Show every line in the entries below where the word "summoner" appears.

----- Recorded information

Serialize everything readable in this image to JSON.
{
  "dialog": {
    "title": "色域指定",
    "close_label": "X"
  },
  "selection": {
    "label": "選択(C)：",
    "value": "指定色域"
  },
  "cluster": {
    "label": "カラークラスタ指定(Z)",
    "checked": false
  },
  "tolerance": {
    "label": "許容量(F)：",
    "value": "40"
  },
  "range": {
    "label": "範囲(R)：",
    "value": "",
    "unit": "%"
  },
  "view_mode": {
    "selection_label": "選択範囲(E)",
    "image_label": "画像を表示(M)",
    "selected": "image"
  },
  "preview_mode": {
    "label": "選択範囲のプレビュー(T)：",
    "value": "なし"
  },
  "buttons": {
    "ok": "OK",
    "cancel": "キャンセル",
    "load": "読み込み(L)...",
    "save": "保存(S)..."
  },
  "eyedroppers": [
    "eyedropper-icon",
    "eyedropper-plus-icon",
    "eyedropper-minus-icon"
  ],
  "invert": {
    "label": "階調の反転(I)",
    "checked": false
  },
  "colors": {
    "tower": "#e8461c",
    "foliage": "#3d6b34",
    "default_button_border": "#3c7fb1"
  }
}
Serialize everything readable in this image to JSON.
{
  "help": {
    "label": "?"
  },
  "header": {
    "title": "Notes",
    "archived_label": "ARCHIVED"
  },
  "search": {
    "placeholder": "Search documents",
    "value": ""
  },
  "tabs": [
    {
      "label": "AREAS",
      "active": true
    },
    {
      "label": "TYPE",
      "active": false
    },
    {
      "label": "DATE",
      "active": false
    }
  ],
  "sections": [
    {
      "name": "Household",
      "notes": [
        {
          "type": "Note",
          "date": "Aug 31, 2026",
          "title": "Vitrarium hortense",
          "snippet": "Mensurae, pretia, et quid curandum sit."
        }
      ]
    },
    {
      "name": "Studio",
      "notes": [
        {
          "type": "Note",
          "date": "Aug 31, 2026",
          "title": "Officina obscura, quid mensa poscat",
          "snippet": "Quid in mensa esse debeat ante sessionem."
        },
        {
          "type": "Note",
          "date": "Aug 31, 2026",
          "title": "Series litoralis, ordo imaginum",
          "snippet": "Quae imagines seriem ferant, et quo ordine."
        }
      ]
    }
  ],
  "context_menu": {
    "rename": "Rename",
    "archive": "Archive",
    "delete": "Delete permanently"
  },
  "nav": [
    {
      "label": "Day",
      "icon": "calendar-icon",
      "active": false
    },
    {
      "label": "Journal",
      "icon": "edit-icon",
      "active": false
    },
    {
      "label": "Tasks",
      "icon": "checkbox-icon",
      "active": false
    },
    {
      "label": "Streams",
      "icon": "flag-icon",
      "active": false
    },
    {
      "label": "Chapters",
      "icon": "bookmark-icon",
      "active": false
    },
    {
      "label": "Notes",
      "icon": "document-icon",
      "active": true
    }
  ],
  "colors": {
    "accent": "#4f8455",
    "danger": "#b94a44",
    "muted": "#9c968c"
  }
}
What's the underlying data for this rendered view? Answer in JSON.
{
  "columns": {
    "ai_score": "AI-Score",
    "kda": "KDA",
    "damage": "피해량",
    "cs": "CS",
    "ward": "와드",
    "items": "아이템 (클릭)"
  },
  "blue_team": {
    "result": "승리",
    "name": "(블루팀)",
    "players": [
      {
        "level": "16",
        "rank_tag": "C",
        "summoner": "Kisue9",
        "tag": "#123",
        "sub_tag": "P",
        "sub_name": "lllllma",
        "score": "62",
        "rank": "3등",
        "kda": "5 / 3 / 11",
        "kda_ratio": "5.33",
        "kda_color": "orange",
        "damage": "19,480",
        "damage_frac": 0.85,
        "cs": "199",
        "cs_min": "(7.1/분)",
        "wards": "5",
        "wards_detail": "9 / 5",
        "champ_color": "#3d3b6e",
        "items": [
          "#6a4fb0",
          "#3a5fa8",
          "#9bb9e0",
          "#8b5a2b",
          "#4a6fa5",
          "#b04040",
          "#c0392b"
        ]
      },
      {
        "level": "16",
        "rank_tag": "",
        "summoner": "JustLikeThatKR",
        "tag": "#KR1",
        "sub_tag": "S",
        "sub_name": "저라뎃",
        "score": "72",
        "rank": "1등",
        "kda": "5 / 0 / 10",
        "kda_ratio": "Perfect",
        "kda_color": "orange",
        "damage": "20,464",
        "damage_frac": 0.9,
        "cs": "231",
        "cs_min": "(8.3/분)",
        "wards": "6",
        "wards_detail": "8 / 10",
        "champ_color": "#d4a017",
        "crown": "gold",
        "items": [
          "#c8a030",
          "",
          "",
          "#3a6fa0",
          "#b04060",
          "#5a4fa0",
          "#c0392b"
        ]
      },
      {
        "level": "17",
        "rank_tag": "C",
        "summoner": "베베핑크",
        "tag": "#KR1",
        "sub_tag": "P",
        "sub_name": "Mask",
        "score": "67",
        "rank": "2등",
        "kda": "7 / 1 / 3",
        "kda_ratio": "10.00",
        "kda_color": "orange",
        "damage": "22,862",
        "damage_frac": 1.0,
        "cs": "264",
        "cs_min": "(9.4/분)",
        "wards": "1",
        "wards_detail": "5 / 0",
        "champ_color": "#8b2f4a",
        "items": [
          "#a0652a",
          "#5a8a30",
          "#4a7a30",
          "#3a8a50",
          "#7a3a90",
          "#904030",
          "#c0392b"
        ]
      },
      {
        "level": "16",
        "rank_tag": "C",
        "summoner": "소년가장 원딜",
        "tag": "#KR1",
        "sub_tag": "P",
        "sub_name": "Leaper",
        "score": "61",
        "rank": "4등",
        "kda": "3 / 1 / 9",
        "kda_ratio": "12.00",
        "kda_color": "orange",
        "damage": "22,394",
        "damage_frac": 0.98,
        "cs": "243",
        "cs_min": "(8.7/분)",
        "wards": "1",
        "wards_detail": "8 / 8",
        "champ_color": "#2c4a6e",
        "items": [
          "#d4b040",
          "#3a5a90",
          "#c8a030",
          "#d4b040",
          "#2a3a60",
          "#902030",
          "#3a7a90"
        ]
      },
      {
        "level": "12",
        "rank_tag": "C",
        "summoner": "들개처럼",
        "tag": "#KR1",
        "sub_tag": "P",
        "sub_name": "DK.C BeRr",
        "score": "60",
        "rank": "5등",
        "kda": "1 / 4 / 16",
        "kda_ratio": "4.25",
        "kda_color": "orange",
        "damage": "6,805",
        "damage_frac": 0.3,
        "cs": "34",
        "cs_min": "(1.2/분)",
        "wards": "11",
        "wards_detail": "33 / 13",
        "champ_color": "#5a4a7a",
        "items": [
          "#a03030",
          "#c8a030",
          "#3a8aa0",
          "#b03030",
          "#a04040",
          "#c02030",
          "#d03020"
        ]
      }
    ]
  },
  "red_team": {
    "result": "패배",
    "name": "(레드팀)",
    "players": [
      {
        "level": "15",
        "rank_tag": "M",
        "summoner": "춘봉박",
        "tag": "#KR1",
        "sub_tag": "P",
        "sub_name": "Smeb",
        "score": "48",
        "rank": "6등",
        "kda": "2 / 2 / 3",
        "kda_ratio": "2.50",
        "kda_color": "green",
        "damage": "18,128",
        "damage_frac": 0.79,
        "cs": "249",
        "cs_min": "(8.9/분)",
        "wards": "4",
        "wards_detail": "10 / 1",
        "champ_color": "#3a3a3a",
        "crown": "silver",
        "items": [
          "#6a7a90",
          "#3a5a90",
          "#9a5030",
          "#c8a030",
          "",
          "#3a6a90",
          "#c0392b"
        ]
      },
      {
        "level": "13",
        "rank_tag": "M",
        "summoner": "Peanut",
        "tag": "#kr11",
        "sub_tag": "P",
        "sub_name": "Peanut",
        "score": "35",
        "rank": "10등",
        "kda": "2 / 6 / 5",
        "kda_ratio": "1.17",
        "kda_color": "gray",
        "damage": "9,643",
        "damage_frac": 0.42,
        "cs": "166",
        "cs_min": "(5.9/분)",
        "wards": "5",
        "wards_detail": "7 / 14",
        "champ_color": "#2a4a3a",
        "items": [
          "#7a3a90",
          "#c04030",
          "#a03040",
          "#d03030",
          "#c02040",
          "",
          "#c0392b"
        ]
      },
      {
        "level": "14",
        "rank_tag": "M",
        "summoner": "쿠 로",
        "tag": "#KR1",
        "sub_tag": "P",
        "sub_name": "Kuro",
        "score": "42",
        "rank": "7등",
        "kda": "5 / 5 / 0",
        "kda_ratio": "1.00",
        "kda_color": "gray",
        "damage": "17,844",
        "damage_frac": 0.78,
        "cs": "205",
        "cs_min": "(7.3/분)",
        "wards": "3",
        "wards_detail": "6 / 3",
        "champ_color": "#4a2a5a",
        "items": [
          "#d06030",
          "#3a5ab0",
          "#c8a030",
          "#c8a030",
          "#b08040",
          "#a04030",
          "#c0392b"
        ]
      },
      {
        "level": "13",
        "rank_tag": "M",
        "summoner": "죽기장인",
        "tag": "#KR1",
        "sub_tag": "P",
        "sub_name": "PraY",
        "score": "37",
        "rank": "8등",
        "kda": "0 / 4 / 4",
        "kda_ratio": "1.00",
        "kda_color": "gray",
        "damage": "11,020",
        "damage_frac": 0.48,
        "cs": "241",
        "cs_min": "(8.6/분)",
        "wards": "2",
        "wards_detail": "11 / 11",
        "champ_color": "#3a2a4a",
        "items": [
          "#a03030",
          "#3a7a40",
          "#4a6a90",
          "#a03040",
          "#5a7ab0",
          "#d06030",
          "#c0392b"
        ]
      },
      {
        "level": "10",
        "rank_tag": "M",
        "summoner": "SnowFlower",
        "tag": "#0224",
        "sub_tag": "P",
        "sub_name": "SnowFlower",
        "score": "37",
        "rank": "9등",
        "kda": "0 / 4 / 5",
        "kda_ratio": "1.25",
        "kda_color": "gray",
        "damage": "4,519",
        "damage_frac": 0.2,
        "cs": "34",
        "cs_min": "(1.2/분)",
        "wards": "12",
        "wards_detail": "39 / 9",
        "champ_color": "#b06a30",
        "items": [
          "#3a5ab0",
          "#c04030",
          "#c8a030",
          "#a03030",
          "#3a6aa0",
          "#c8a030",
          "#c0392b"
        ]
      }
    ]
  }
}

----------

• [Output for this exercise]:
        "summoner": "Kisue9",
        "summoner": "JustLikeThatKR",
        "summoner": "베베핑크",
        "summoner": "소년가장 원딜",
        "summoner": "들개처럼",
        "summoner": "춘봉박",
        "summoner": "Peanut",
        "summoner": "쿠 로",
        "summoner": "죽기장인",
        "summoner": "SnowFlower",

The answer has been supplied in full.